[Data items]
-- START --

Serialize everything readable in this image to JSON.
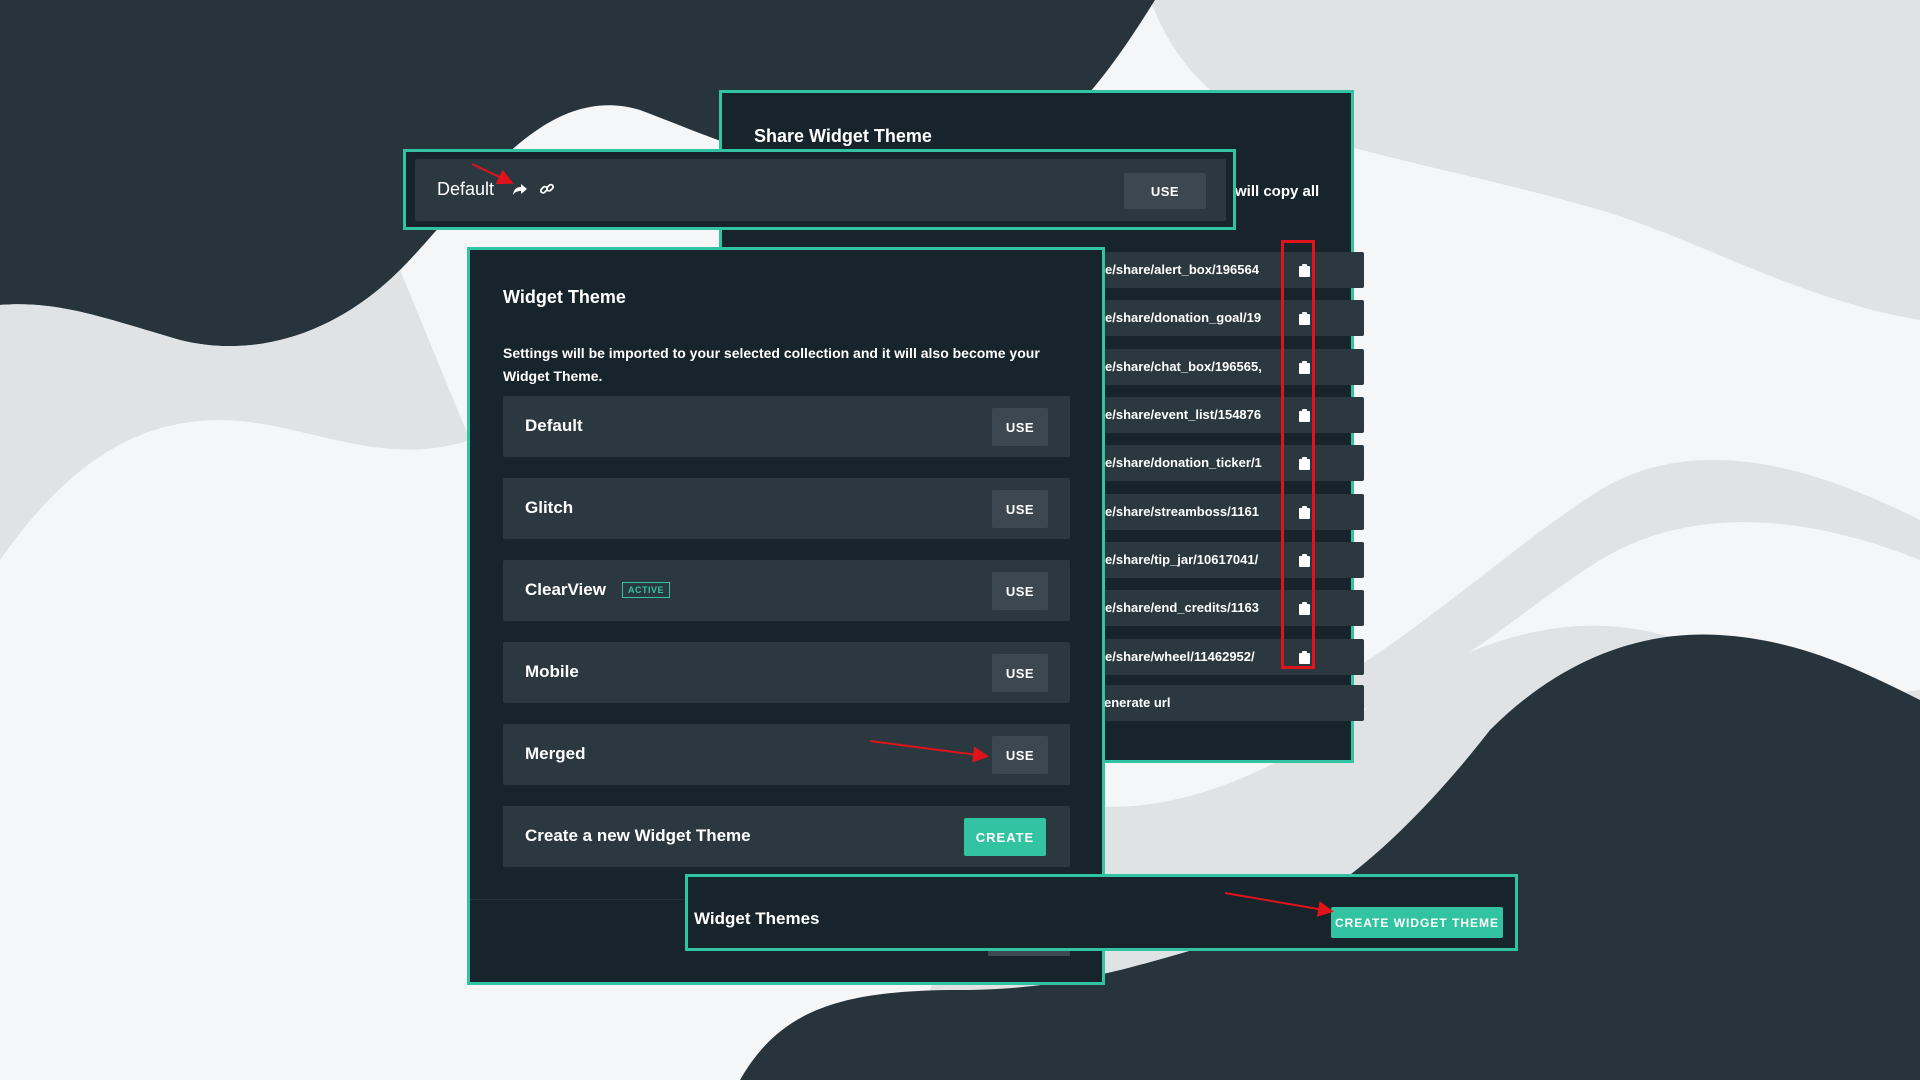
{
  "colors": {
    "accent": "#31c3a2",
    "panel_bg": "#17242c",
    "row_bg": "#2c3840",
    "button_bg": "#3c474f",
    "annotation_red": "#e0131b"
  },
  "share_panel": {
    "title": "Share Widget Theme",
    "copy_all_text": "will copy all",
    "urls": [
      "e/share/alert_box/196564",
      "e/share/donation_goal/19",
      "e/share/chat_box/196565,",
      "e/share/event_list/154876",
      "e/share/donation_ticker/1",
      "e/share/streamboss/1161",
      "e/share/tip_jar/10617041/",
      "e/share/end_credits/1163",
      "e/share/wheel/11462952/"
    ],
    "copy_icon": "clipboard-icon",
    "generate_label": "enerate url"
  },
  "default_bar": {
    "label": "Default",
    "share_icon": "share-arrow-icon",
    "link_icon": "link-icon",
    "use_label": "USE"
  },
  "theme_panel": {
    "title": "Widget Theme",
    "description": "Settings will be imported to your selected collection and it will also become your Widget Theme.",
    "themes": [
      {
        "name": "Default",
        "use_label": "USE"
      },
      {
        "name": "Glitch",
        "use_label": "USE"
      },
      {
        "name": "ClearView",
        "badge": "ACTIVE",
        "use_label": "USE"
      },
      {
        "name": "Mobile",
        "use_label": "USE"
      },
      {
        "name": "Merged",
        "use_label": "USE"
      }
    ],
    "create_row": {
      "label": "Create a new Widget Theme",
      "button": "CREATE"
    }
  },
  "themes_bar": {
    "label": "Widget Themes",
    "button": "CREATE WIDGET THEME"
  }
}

-- END --
-- START --

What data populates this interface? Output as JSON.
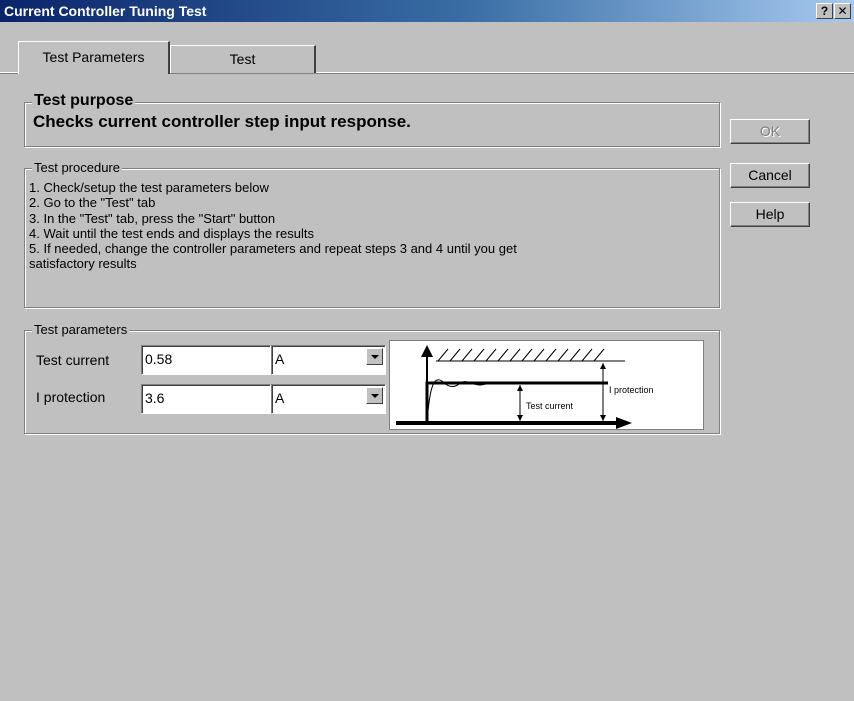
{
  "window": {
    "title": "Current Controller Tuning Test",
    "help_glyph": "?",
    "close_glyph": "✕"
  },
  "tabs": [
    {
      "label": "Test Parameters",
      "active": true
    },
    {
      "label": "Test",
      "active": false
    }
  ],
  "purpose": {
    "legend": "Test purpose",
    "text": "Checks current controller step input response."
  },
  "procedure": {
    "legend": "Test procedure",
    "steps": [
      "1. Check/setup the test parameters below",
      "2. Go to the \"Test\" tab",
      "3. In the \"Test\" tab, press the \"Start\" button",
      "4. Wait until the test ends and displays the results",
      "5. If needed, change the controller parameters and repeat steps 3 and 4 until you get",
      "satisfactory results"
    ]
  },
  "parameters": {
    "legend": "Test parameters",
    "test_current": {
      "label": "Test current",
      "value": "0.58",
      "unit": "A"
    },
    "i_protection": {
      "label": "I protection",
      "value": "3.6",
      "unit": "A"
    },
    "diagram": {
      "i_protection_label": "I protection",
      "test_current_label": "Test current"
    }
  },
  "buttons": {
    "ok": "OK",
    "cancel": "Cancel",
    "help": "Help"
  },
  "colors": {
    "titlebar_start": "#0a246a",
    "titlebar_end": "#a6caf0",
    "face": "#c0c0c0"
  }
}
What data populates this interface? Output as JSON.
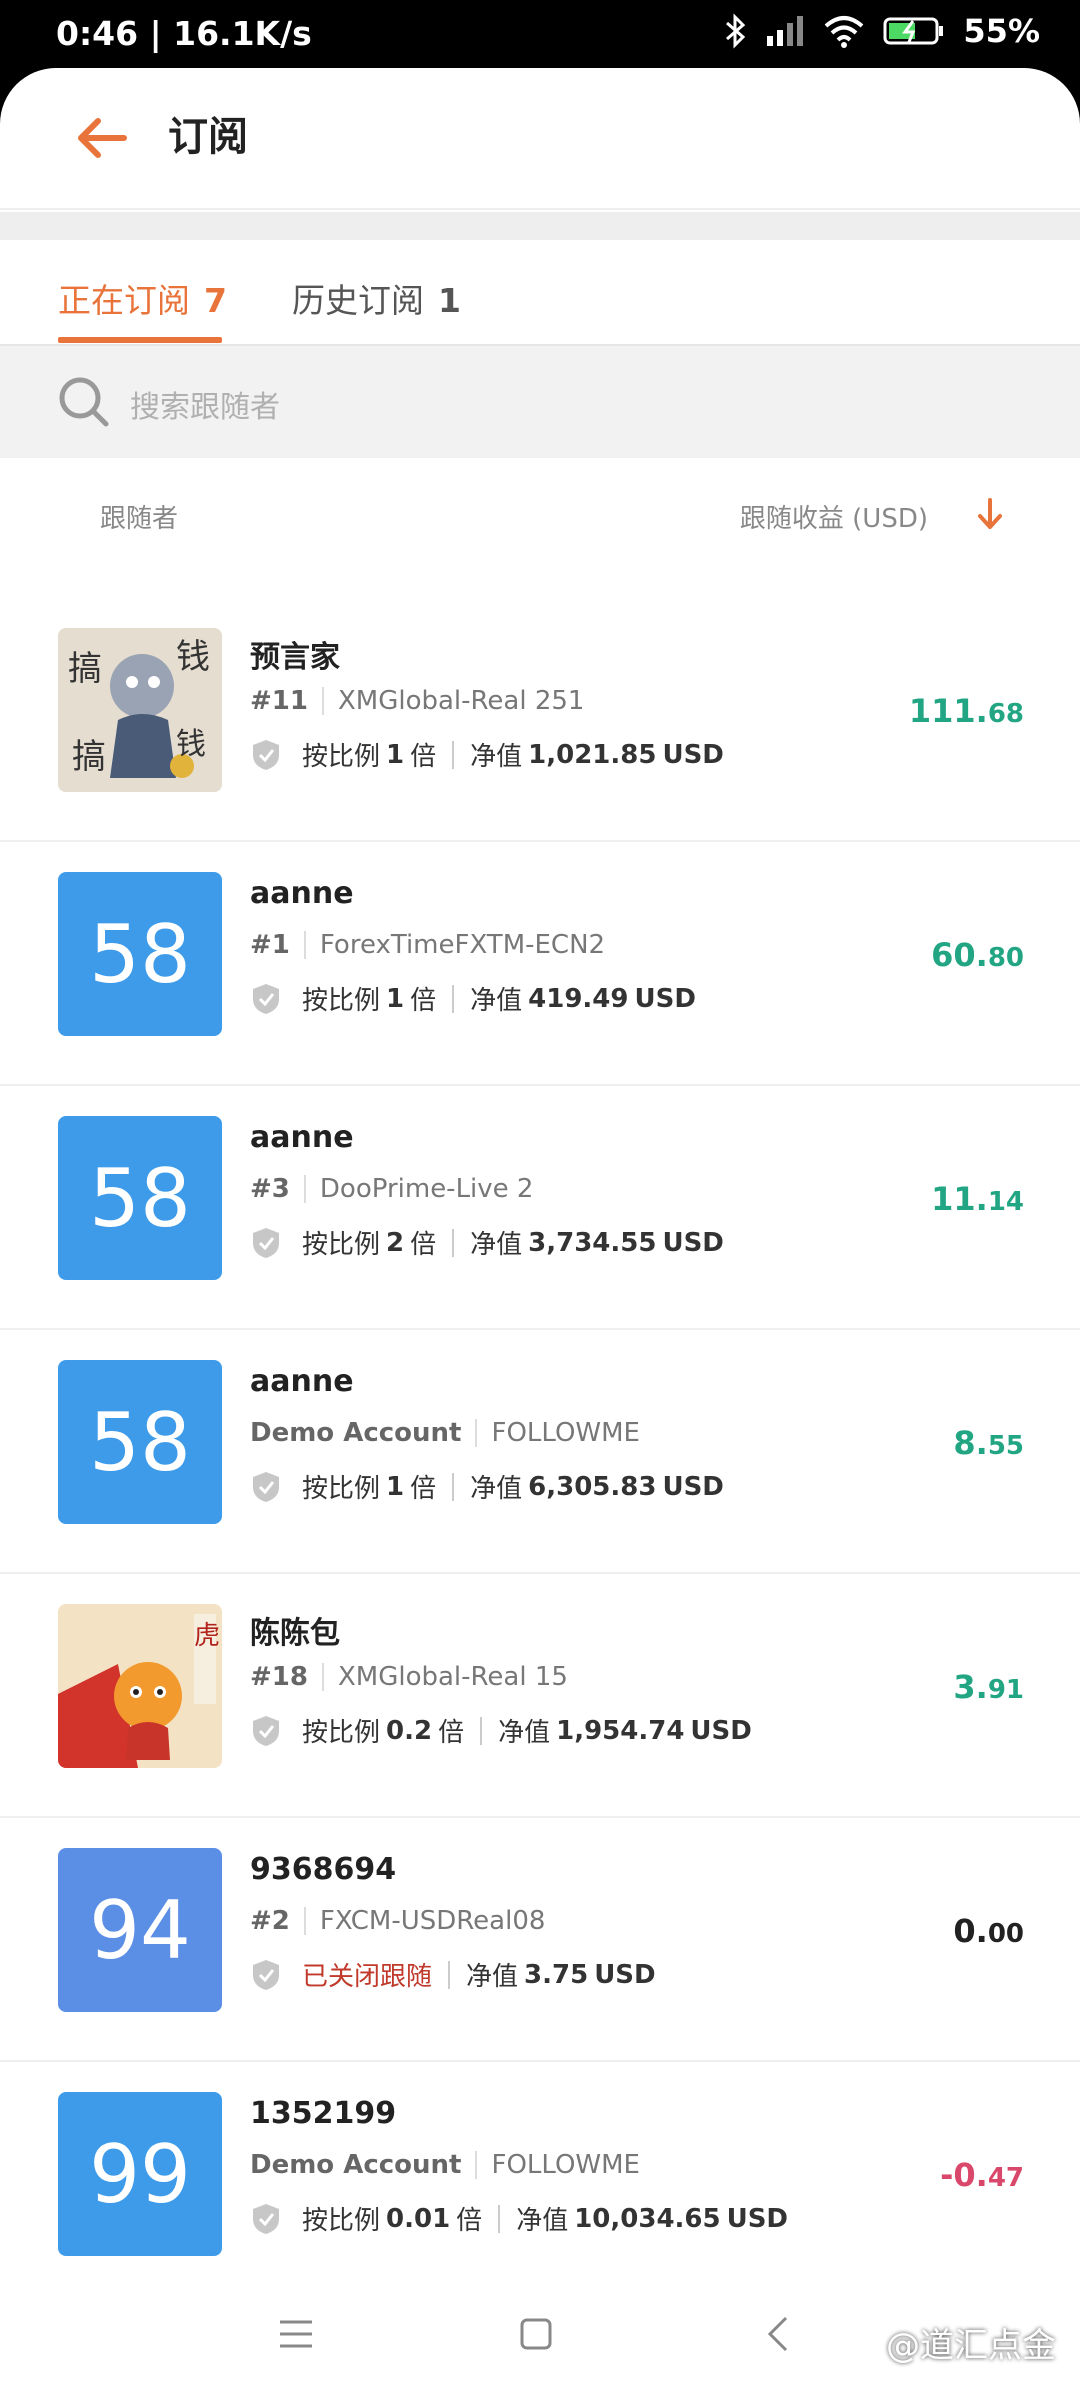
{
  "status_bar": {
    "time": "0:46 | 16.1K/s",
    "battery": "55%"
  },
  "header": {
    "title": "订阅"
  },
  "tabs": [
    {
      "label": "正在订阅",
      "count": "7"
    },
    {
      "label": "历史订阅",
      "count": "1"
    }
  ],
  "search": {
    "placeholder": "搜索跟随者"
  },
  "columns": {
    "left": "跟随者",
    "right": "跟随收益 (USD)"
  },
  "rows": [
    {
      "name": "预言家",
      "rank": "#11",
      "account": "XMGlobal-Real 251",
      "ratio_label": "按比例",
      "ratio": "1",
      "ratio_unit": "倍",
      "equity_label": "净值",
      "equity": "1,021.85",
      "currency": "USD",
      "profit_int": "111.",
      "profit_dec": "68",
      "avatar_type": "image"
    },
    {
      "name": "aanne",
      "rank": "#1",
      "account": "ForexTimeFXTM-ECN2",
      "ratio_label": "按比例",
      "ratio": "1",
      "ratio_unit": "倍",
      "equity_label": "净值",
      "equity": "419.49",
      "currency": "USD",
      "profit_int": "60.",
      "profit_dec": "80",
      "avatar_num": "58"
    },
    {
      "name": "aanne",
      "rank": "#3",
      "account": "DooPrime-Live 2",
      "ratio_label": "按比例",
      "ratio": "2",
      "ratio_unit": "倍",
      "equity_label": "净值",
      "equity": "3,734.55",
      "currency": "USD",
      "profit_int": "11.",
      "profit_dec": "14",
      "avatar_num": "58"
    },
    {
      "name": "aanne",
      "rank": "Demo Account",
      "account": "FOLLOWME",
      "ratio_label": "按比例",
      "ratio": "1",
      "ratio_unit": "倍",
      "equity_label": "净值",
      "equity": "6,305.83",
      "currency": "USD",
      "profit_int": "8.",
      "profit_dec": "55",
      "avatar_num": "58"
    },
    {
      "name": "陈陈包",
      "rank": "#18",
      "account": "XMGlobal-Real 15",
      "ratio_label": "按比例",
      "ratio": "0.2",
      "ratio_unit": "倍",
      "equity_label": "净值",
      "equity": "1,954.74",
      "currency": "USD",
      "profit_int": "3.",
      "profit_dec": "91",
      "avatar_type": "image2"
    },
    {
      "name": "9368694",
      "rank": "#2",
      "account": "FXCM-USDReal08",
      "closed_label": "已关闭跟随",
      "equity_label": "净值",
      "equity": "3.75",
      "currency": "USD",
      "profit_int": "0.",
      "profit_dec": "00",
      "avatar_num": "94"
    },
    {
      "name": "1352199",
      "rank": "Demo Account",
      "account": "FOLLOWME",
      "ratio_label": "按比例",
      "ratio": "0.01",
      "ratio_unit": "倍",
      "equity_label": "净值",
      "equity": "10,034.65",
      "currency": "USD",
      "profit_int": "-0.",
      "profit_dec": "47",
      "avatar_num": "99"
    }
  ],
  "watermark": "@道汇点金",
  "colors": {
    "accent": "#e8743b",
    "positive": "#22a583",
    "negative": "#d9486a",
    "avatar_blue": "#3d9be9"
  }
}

-- END --

The task: Show every line in the records above that contains the word "legend".

Expected output:
    "legend": "Test purpose",
    "legend": "Test procedure",
    "legend": "Test parameters",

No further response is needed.